_REQUIREMENTS_
Give the number of lines in the data that hold the word "icon", and nothing else.

_Stored data entries_
━━━━

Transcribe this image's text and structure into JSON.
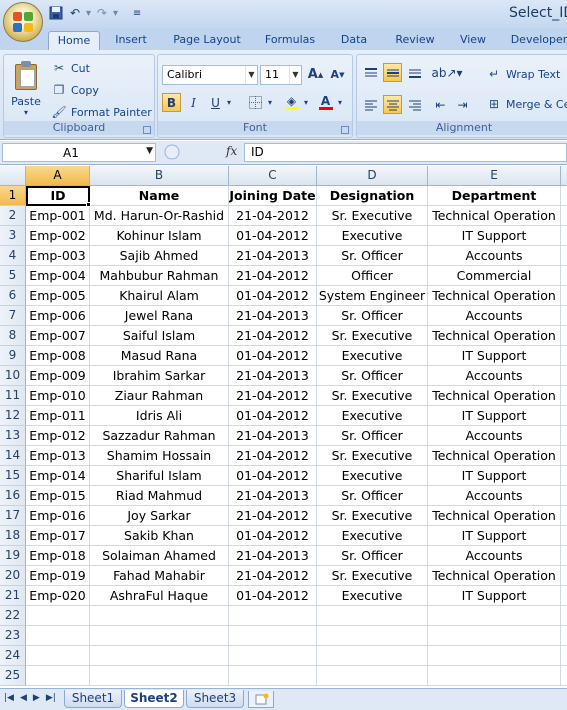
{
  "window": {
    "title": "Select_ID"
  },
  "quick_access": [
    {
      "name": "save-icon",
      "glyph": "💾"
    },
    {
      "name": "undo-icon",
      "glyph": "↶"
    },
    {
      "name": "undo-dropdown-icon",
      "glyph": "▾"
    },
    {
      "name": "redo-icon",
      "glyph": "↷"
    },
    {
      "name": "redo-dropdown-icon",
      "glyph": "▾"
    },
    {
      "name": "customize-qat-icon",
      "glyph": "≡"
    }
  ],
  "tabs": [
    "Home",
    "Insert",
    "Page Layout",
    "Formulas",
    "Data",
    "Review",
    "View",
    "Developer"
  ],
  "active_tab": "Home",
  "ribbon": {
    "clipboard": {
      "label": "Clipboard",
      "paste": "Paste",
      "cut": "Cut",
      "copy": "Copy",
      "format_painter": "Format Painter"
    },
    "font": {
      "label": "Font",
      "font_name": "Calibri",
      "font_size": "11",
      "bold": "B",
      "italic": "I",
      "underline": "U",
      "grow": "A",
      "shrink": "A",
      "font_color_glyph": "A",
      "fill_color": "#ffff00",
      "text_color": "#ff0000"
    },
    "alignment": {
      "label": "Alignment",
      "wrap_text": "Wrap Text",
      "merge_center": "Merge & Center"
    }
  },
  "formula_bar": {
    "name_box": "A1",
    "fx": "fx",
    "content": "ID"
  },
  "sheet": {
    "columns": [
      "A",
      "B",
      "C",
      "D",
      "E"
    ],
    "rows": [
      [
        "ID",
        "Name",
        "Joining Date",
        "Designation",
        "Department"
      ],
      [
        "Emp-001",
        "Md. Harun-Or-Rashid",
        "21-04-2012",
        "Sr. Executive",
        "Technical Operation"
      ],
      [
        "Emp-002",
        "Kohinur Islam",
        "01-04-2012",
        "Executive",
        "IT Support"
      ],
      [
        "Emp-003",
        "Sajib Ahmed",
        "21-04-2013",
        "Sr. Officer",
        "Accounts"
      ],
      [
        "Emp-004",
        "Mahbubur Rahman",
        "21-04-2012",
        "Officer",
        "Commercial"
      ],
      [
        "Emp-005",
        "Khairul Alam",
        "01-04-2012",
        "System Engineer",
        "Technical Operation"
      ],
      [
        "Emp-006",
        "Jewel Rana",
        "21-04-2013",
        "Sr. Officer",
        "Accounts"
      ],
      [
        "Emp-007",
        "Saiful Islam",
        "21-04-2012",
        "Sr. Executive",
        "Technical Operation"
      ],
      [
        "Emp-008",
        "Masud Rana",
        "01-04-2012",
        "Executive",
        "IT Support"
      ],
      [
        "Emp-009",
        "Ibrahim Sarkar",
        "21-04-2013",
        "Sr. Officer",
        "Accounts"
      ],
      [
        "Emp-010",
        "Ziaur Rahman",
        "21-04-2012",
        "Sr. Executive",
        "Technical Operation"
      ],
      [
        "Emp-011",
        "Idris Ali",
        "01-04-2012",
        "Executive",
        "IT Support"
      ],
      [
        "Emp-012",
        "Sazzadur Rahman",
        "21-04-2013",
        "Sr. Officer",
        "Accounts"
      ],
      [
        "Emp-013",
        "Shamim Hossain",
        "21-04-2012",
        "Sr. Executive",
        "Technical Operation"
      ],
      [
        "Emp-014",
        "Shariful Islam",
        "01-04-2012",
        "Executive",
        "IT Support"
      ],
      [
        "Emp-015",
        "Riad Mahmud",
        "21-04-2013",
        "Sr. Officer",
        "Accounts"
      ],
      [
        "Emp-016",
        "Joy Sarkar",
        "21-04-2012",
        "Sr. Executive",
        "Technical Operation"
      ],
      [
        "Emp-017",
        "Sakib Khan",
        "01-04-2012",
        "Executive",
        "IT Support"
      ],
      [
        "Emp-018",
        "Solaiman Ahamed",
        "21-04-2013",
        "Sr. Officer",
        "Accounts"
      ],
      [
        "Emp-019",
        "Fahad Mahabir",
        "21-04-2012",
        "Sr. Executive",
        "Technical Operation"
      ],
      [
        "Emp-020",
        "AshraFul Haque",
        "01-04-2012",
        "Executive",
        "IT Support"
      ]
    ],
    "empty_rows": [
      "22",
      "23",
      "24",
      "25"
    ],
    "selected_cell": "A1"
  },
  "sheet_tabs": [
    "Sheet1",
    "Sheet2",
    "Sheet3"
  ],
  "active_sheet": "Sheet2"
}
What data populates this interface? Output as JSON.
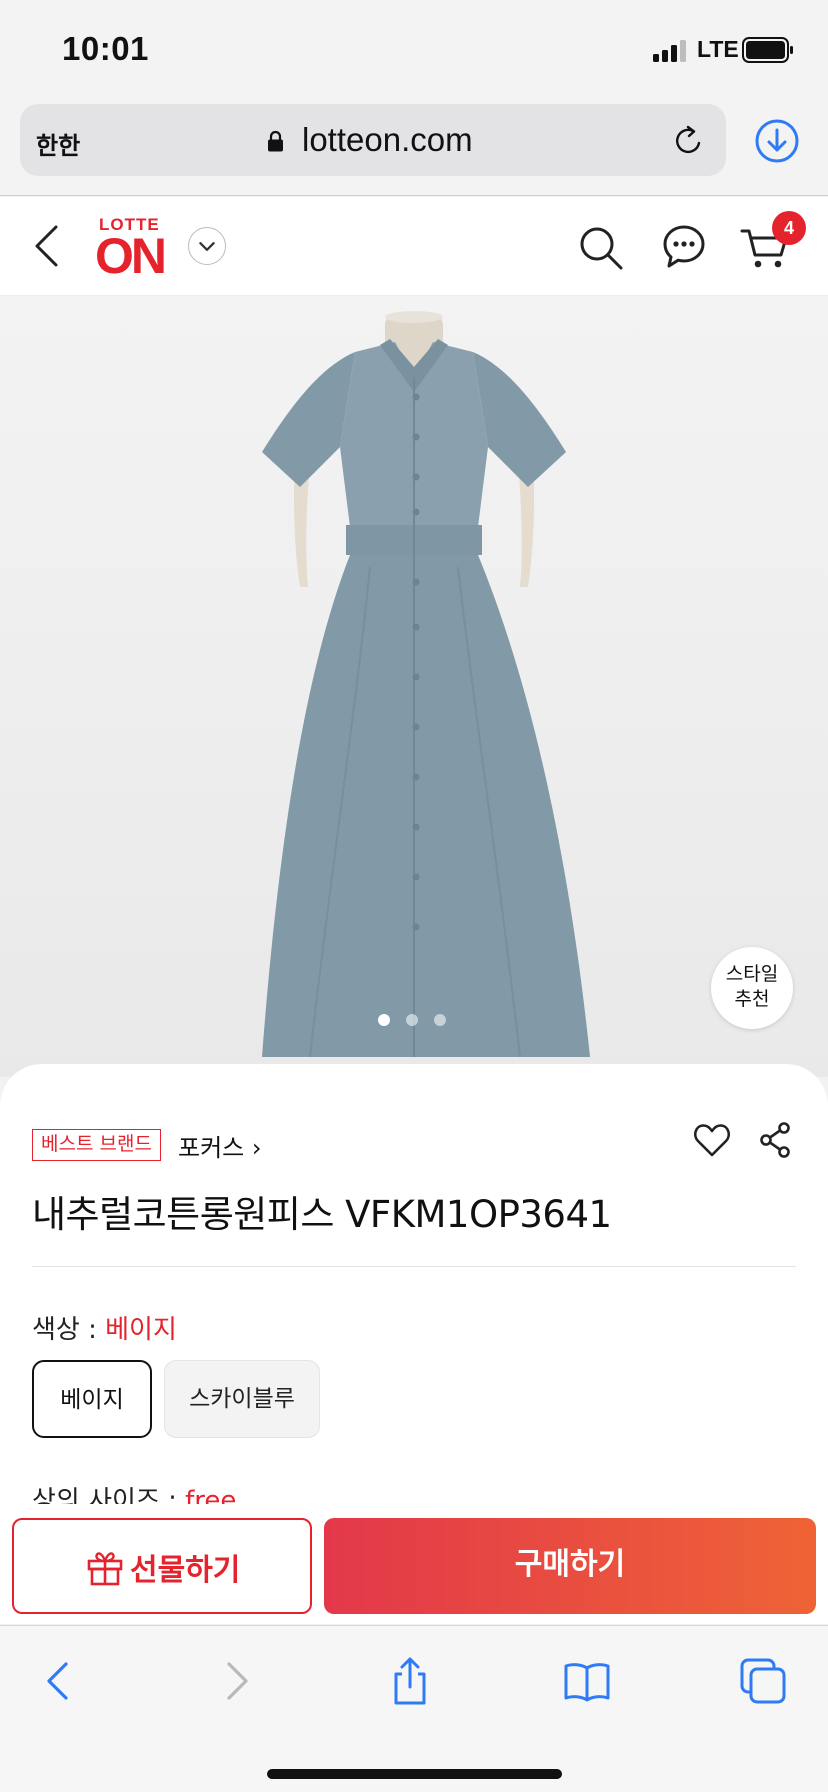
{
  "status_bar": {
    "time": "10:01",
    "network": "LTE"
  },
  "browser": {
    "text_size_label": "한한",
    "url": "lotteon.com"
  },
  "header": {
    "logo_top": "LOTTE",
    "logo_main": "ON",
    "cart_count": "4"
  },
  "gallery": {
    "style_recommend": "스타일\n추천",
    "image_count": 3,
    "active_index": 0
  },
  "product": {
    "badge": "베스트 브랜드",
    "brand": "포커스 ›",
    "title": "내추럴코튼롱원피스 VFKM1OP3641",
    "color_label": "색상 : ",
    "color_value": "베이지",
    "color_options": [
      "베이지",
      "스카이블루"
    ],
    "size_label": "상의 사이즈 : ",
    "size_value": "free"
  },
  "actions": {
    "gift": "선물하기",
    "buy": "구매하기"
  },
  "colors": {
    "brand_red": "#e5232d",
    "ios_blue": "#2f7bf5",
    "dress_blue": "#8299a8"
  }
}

━━━━

_REPLY TO THE TASK_
6